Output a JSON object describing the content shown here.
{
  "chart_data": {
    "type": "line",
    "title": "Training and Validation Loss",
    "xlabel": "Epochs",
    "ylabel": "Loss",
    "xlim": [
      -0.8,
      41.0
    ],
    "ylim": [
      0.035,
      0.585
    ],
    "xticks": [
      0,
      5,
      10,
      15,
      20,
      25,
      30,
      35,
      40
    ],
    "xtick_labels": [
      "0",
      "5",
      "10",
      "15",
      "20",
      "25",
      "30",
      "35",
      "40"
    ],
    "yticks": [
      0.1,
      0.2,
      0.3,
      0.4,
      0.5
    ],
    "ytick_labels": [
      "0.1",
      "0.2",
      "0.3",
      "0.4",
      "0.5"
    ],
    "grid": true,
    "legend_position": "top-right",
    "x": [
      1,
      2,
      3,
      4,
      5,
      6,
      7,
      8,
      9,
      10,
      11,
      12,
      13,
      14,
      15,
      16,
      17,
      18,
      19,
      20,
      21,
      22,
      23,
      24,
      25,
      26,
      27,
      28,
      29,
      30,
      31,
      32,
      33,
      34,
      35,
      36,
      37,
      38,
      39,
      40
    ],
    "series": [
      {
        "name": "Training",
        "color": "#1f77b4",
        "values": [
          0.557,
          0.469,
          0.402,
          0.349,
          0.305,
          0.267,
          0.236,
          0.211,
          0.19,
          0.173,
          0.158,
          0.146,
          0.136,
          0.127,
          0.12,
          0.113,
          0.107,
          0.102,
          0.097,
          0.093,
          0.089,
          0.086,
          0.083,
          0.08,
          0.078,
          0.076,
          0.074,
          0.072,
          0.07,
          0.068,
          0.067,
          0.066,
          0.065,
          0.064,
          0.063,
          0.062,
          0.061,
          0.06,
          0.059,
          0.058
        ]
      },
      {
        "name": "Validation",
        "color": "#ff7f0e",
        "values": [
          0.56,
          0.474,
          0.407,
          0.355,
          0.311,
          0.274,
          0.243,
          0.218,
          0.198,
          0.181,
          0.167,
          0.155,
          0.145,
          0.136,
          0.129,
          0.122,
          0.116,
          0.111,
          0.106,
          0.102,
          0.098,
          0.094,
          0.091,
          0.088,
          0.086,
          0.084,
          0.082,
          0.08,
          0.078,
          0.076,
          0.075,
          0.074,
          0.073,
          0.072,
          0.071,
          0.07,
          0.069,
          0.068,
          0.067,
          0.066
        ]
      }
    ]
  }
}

AIM OF THE TASK | Exactly reproduce the material above.

COMPLETED TASK |
Output a JSON object describing the content shown here.
{
  "chart_data": {
    "type": "line",
    "title": "Training and Validation Loss",
    "xlabel": "Epochs",
    "ylabel": "Loss",
    "xlim": [
      -0.8,
      41.0
    ],
    "ylim": [
      0.035,
      0.585
    ],
    "xticks": [
      0,
      5,
      10,
      15,
      20,
      25,
      30,
      35,
      40
    ],
    "xtick_labels": [
      "0",
      "5",
      "10",
      "15",
      "20",
      "25",
      "30",
      "35",
      "40"
    ],
    "yticks": [
      0.1,
      0.2,
      0.3,
      0.4,
      0.5
    ],
    "ytick_labels": [
      "0.1",
      "0.2",
      "0.3",
      "0.4",
      "0.5"
    ],
    "grid": true,
    "legend_position": "top-right",
    "x": [
      1,
      2,
      3,
      4,
      5,
      6,
      7,
      8,
      9,
      10,
      11,
      12,
      13,
      14,
      15,
      16,
      17,
      18,
      19,
      20,
      21,
      22,
      23,
      24,
      25,
      26,
      27,
      28,
      29,
      30,
      31,
      32,
      33,
      34,
      35,
      36,
      37,
      38,
      39,
      40
    ],
    "series": [
      {
        "name": "Training",
        "color": "#1f77b4",
        "values": [
          0.557,
          0.469,
          0.402,
          0.349,
          0.305,
          0.267,
          0.236,
          0.211,
          0.19,
          0.173,
          0.158,
          0.146,
          0.136,
          0.127,
          0.12,
          0.113,
          0.107,
          0.102,
          0.097,
          0.093,
          0.089,
          0.086,
          0.083,
          0.08,
          0.078,
          0.076,
          0.074,
          0.072,
          0.07,
          0.068,
          0.067,
          0.066,
          0.065,
          0.064,
          0.063,
          0.062,
          0.061,
          0.06,
          0.059,
          0.058
        ]
      },
      {
        "name": "Validation",
        "color": "#ff7f0e",
        "values": [
          0.56,
          0.474,
          0.407,
          0.355,
          0.311,
          0.274,
          0.243,
          0.218,
          0.198,
          0.181,
          0.167,
          0.155,
          0.145,
          0.136,
          0.129,
          0.122,
          0.116,
          0.111,
          0.106,
          0.102,
          0.098,
          0.094,
          0.091,
          0.088,
          0.086,
          0.084,
          0.082,
          0.08,
          0.078,
          0.076,
          0.075,
          0.074,
          0.073,
          0.072,
          0.071,
          0.07,
          0.069,
          0.068,
          0.067,
          0.066
        ]
      }
    ]
  }
}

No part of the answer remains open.